Trois cas d’incompétence et de faux espoirs

 

            Que nous enseigne l’Histoire ? Il est à noter que du Liban au Kosovo, en passant par Chypre, les forces internationales et les résolutions qu’elles étaient chargées de faire respecter n’ont jamais résolu les problèmes des nations. Pire, elles semblent les avoir condamnées à les entretenir.

 

Le Liban : En 1970, suite aux événements de septembre noir en Jordanie, les milices palestiniennes se replient au Liban avec le feu vert de la Syrie. La coexistence difficile avec les Libanais va peu à peu se transformer en guère civile en 1975. En 1976, l’opposition chrétienne avalise l’intervention syrienne pour protéger la population chrétienne. En 1978, Israël envahit à son tour le sud du Liban après des attaques palestiniennes sur son territoire. Le 13 juin 1978, suite à une résolution des Nations unies datant de mars de la même année, la casques bleus (FINUL) s’installent au Liban.

▸ **La consigne**
Répondez à ces questions d'après l'extrait :
(a) Quels territoires sont cités comme exemples dans le paragraphe sur les forces internationales ?
(b) Qui avalise l'intervention syrienne en 1976 ?
(c) À quelle date les casques bleus de la FINUL s'installent-ils au Liban ?

▸ **Données affichées**
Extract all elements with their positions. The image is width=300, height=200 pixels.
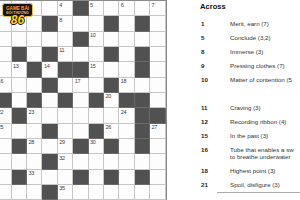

▸ **Réponse à la consigne**
(a) Le Liban, Chypre et le Kosovo.
(b) L'opposition chrétienne.
(c) Le 13 juin 1978.